» JOB
Without the images, write out the whole listing exactly.

» EXERCISE MATERIALS
________

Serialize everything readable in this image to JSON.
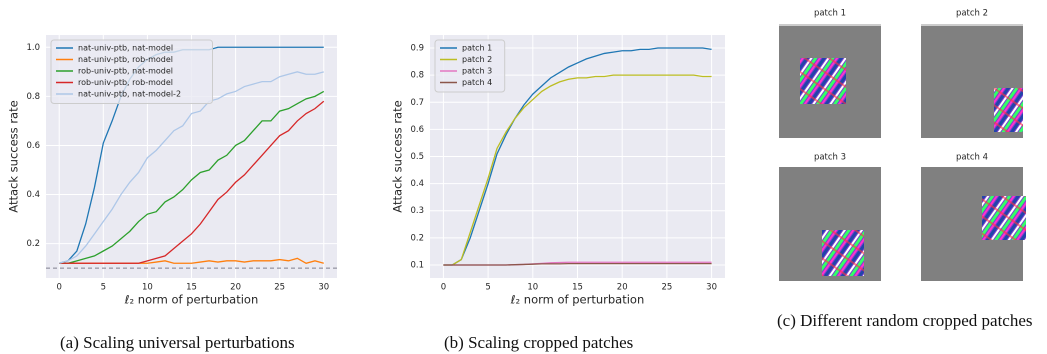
{
  "chart_data": [
    {
      "type": "line",
      "ylabel": "Attack success rate",
      "xlabel": "ℓ₂ norm of perturbation",
      "caption": "(a) Scaling universal perturbations",
      "x": [
        0,
        1,
        2,
        3,
        4,
        5,
        6,
        7,
        8,
        9,
        10,
        11,
        12,
        13,
        14,
        15,
        16,
        17,
        18,
        19,
        20,
        21,
        22,
        23,
        24,
        25,
        26,
        27,
        28,
        29,
        30
      ],
      "xlim": [
        -1.5,
        31.5
      ],
      "xticks": [
        0,
        5,
        10,
        15,
        20,
        25,
        30
      ],
      "ylim": [
        0.06,
        1.05
      ],
      "yticks": [
        0.2,
        0.4,
        0.6,
        0.8,
        {
          "value": 1,
          "label": "1.0"
        }
      ],
      "grid": true,
      "legend": "upper left",
      "reference_line": 0.1,
      "series": [
        {
          "name": "nat-univ-ptb, nat-model",
          "color": "#1f77b4",
          "values": [
            0.12,
            0.13,
            0.17,
            0.28,
            0.43,
            0.61,
            0.7,
            0.8,
            0.87,
            0.92,
            0.95,
            0.97,
            0.98,
            0.98,
            0.99,
            0.99,
            0.99,
            0.99,
            1.0,
            1.0,
            1.0,
            1.0,
            1.0,
            1.0,
            1.0,
            1.0,
            1.0,
            1.0,
            1.0,
            1.0,
            1.0
          ]
        },
        {
          "name": "nat-univ-ptb, rob-model",
          "color": "#ff7f0e",
          "values": [
            0.12,
            0.12,
            0.12,
            0.12,
            0.12,
            0.12,
            0.12,
            0.12,
            0.12,
            0.12,
            0.12,
            0.125,
            0.13,
            0.12,
            0.12,
            0.12,
            0.125,
            0.13,
            0.125,
            0.13,
            0.13,
            0.125,
            0.13,
            0.13,
            0.13,
            0.135,
            0.13,
            0.14,
            0.12,
            0.13,
            0.12
          ]
        },
        {
          "name": "rob-univ-ptb, nat-model",
          "color": "#2ca02c",
          "values": [
            0.12,
            0.12,
            0.13,
            0.14,
            0.15,
            0.17,
            0.19,
            0.22,
            0.25,
            0.29,
            0.32,
            0.33,
            0.37,
            0.39,
            0.42,
            0.46,
            0.49,
            0.5,
            0.54,
            0.56,
            0.6,
            0.62,
            0.66,
            0.7,
            0.7,
            0.74,
            0.75,
            0.77,
            0.79,
            0.8,
            0.82
          ]
        },
        {
          "name": "rob-univ-ptb, rob-model",
          "color": "#d62728",
          "values": [
            0.12,
            0.12,
            0.12,
            0.12,
            0.12,
            0.12,
            0.12,
            0.12,
            0.12,
            0.12,
            0.13,
            0.14,
            0.15,
            0.18,
            0.21,
            0.24,
            0.28,
            0.33,
            0.38,
            0.41,
            0.45,
            0.48,
            0.52,
            0.56,
            0.6,
            0.64,
            0.66,
            0.7,
            0.73,
            0.75,
            0.78
          ]
        },
        {
          "name": "nat-univ-ptb, nat-model-2",
          "color": "#aec7e8",
          "values": [
            0.12,
            0.13,
            0.15,
            0.19,
            0.24,
            0.29,
            0.34,
            0.4,
            0.45,
            0.49,
            0.55,
            0.58,
            0.62,
            0.66,
            0.68,
            0.73,
            0.74,
            0.78,
            0.79,
            0.81,
            0.82,
            0.84,
            0.85,
            0.86,
            0.86,
            0.88,
            0.89,
            0.9,
            0.89,
            0.89,
            0.9
          ]
        }
      ]
    },
    {
      "type": "line",
      "ylabel": "Attack success rate",
      "xlabel": "ℓ₂ norm of perturbation",
      "caption": "(b) Scaling cropped patches",
      "x": [
        0,
        1,
        2,
        3,
        4,
        5,
        6,
        7,
        8,
        9,
        10,
        11,
        12,
        13,
        14,
        15,
        16,
        17,
        18,
        19,
        20,
        21,
        22,
        23,
        24,
        25,
        26,
        27,
        28,
        29,
        30
      ],
      "xlim": [
        -1.5,
        31.5
      ],
      "xticks": [
        0,
        5,
        10,
        15,
        20,
        25,
        30
      ],
      "ylim": [
        0.052,
        0.948
      ],
      "yticks": [
        0.1,
        0.2,
        0.3,
        0.4,
        0.5,
        0.6,
        0.7,
        0.8,
        0.9
      ],
      "grid": true,
      "legend": "upper left",
      "series": [
        {
          "name": "patch 1",
          "color": "#1f77b4",
          "values": [
            0.1,
            0.1,
            0.12,
            0.2,
            0.3,
            0.4,
            0.51,
            0.58,
            0.64,
            0.69,
            0.73,
            0.76,
            0.79,
            0.81,
            0.83,
            0.845,
            0.86,
            0.87,
            0.88,
            0.885,
            0.89,
            0.89,
            0.895,
            0.895,
            0.9,
            0.9,
            0.9,
            0.9,
            0.9,
            0.9,
            0.895
          ]
        },
        {
          "name": "patch 2",
          "color": "#bcbd22",
          "values": [
            0.1,
            0.1,
            0.12,
            0.22,
            0.32,
            0.42,
            0.53,
            0.59,
            0.64,
            0.68,
            0.71,
            0.74,
            0.76,
            0.775,
            0.785,
            0.79,
            0.79,
            0.795,
            0.795,
            0.8,
            0.8,
            0.8,
            0.8,
            0.8,
            0.8,
            0.8,
            0.8,
            0.8,
            0.8,
            0.795,
            0.795
          ]
        },
        {
          "name": "patch 3",
          "color": "#e377c2",
          "values": [
            0.1,
            0.1,
            0.1,
            0.1,
            0.1,
            0.1,
            0.1,
            0.1,
            0.101,
            0.102,
            0.104,
            0.106,
            0.108,
            0.109,
            0.11,
            0.11,
            0.11,
            0.11,
            0.11,
            0.11,
            0.11,
            0.11,
            0.11,
            0.11,
            0.11,
            0.11,
            0.11,
            0.11,
            0.11,
            0.11,
            0.11
          ]
        },
        {
          "name": "patch 4",
          "color": "#8c564b",
          "values": [
            0.1,
            0.1,
            0.1,
            0.1,
            0.1,
            0.1,
            0.1,
            0.1,
            0.101,
            0.102,
            0.103,
            0.104,
            0.104,
            0.104,
            0.105,
            0.105,
            0.105,
            0.105,
            0.105,
            0.105,
            0.105,
            0.105,
            0.105,
            0.105,
            0.105,
            0.105,
            0.105,
            0.105,
            0.105,
            0.105,
            0.105
          ]
        }
      ]
    }
  ],
  "patch_panel": {
    "titles": [
      "patch 1",
      "patch 2",
      "patch 3",
      "patch 4"
    ],
    "caption": "(c) Different random cropped patches"
  }
}
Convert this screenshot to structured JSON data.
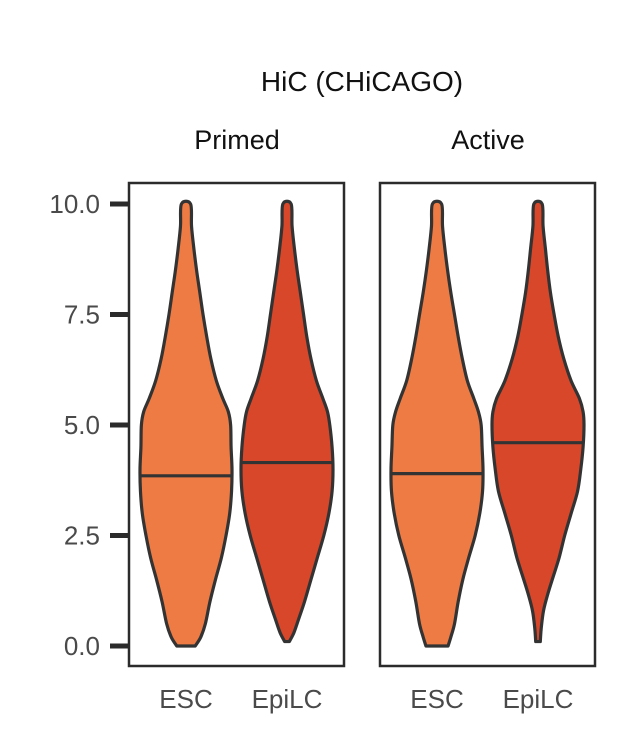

________

» EXPECTED ANSWER
Serialize everything readable in this image to JSON.
{
  "chart_data": [
    {
      "type": "line",
      "ylabel": "Attack success rate",
      "xlabel": "ℓ₂ norm of perturbation",
      "caption": "(a) Scaling universal perturbations",
      "x": [
        0,
        1,
        2,
        3,
        4,
        5,
        6,
        7,
        8,
        9,
        10,
        11,
        12,
        13,
        14,
        15,
        16,
        17,
        18,
        19,
        20,
        21,
        22,
        23,
        24,
        25,
        26,
        27,
        28,
        29,
        30
      ],
      "xlim": [
        -1.5,
        31.5
      ],
      "xticks": [
        0,
        5,
        10,
        15,
        20,
        25,
        30
      ],
      "ylim": [
        0.06,
        1.05
      ],
      "yticks": [
        0.2,
        0.4,
        0.6,
        0.8,
        {
          "value": 1,
          "label": "1.0"
        }
      ],
      "grid": true,
      "legend": "upper left",
      "reference_line": 0.1,
      "series": [
        {
          "name": "nat-univ-ptb, nat-model",
          "color": "#1f77b4",
          "values": [
            0.12,
            0.13,
            0.17,
            0.28,
            0.43,
            0.61,
            0.7,
            0.8,
            0.87,
            0.92,
            0.95,
            0.97,
            0.98,
            0.98,
            0.99,
            0.99,
            0.99,
            0.99,
            1.0,
            1.0,
            1.0,
            1.0,
            1.0,
            1.0,
            1.0,
            1.0,
            1.0,
            1.0,
            1.0,
            1.0,
            1.0
          ]
        },
        {
          "name": "nat-univ-ptb, rob-model",
          "color": "#ff7f0e",
          "values": [
            0.12,
            0.12,
            0.12,
            0.12,
            0.12,
            0.12,
            0.12,
            0.12,
            0.12,
            0.12,
            0.12,
            0.125,
            0.13,
            0.12,
            0.12,
            0.12,
            0.125,
            0.13,
            0.125,
            0.13,
            0.13,
            0.125,
            0.13,
            0.13,
            0.13,
            0.135,
            0.13,
            0.14,
            0.12,
            0.13,
            0.12
          ]
        },
        {
          "name": "rob-univ-ptb, nat-model",
          "color": "#2ca02c",
          "values": [
            0.12,
            0.12,
            0.13,
            0.14,
            0.15,
            0.17,
            0.19,
            0.22,
            0.25,
            0.29,
            0.32,
            0.33,
            0.37,
            0.39,
            0.42,
            0.46,
            0.49,
            0.5,
            0.54,
            0.56,
            0.6,
            0.62,
            0.66,
            0.7,
            0.7,
            0.74,
            0.75,
            0.77,
            0.79,
            0.8,
            0.82
          ]
        },
        {
          "name": "rob-univ-ptb, rob-model",
          "color": "#d62728",
          "values": [
            0.12,
            0.12,
            0.12,
            0.12,
            0.12,
            0.12,
            0.12,
            0.12,
            0.12,
            0.12,
            0.13,
            0.14,
            0.15,
            0.18,
            0.21,
            0.24,
            0.28,
            0.33,
            0.38,
            0.41,
            0.45,
            0.48,
            0.52,
            0.56,
            0.6,
            0.64,
            0.66,
            0.7,
            0.73,
            0.75,
            0.78
          ]
        },
        {
          "name": "nat-univ-ptb, nat-model-2",
          "color": "#aec7e8",
          "values": [
            0.12,
            0.13,
            0.15,
            0.19,
            0.24,
            0.29,
            0.34,
            0.4,
            0.45,
            0.49,
            0.55,
            0.58,
            0.62,
            0.66,
            0.68,
            0.73,
            0.74,
            0.78,
            0.79,
            0.81,
            0.82,
            0.84,
            0.85,
            0.86,
            0.86,
            0.88,
            0.89,
            0.9,
            0.89,
            0.89,
            0.9
          ]
        }
      ]
    },
    {
      "type": "line",
      "ylabel": "Attack success rate",
      "xlabel": "ℓ₂ norm of perturbation",
      "caption": "(b) Scaling cropped patches",
      "x": [
        0,
        1,
        2,
        3,
        4,
        5,
        6,
        7,
        8,
        9,
        10,
        11,
        12,
        13,
        14,
        15,
        16,
        17,
        18,
        19,
        20,
        21,
        22,
        23,
        24,
        25,
        26,
        27,
        28,
        29,
        30
      ],
      "xlim": [
        -1.5,
        31.5
      ],
      "xticks": [
        0,
        5,
        10,
        15,
        20,
        25,
        30
      ],
      "ylim": [
        0.052,
        0.948
      ],
      "yticks": [
        0.1,
        0.2,
        0.3,
        0.4,
        0.5,
        0.6,
        0.7,
        0.8,
        0.9
      ],
      "grid": true,
      "legend": "upper left",
      "series": [
        {
          "name": "patch 1",
          "color": "#1f77b4",
          "values": [
            0.1,
            0.1,
            0.12,
            0.2,
            0.3,
            0.4,
            0.51,
            0.58,
            0.64,
            0.69,
            0.73,
            0.76,
            0.79,
            0.81,
            0.83,
            0.845,
            0.86,
            0.87,
            0.88,
            0.885,
            0.89,
            0.89,
            0.895,
            0.895,
            0.9,
            0.9,
            0.9,
            0.9,
            0.9,
            0.9,
            0.895
          ]
        },
        {
          "name": "patch 2",
          "color": "#bcbd22",
          "values": [
            0.1,
            0.1,
            0.12,
            0.22,
            0.32,
            0.42,
            0.53,
            0.59,
            0.64,
            0.68,
            0.71,
            0.74,
            0.76,
            0.775,
            0.785,
            0.79,
            0.79,
            0.795,
            0.795,
            0.8,
            0.8,
            0.8,
            0.8,
            0.8,
            0.8,
            0.8,
            0.8,
            0.8,
            0.8,
            0.795,
            0.795
          ]
        },
        {
          "name": "patch 3",
          "color": "#e377c2",
          "values": [
            0.1,
            0.1,
            0.1,
            0.1,
            0.1,
            0.1,
            0.1,
            0.1,
            0.101,
            0.102,
            0.104,
            0.106,
            0.108,
            0.109,
            0.11,
            0.11,
            0.11,
            0.11,
            0.11,
            0.11,
            0.11,
            0.11,
            0.11,
            0.11,
            0.11,
            0.11,
            0.11,
            0.11,
            0.11,
            0.11,
            0.11
          ]
        },
        {
          "name": "patch 4",
          "color": "#8c564b",
          "values": [
            0.1,
            0.1,
            0.1,
            0.1,
            0.1,
            0.1,
            0.1,
            0.1,
            0.101,
            0.102,
            0.103,
            0.104,
            0.104,
            0.104,
            0.105,
            0.105,
            0.105,
            0.105,
            0.105,
            0.105,
            0.105,
            0.105,
            0.105,
            0.105,
            0.105,
            0.105,
            0.105,
            0.105,
            0.105,
            0.105,
            0.105
          ]
        }
      ]
    }
  ],
  "patch_panel": {
    "titles": [
      "patch 1",
      "patch 2",
      "patch 3",
      "patch 4"
    ],
    "caption": "(c) Different random cropped patches"
  }
}
Convert this screenshot to structured JSON data.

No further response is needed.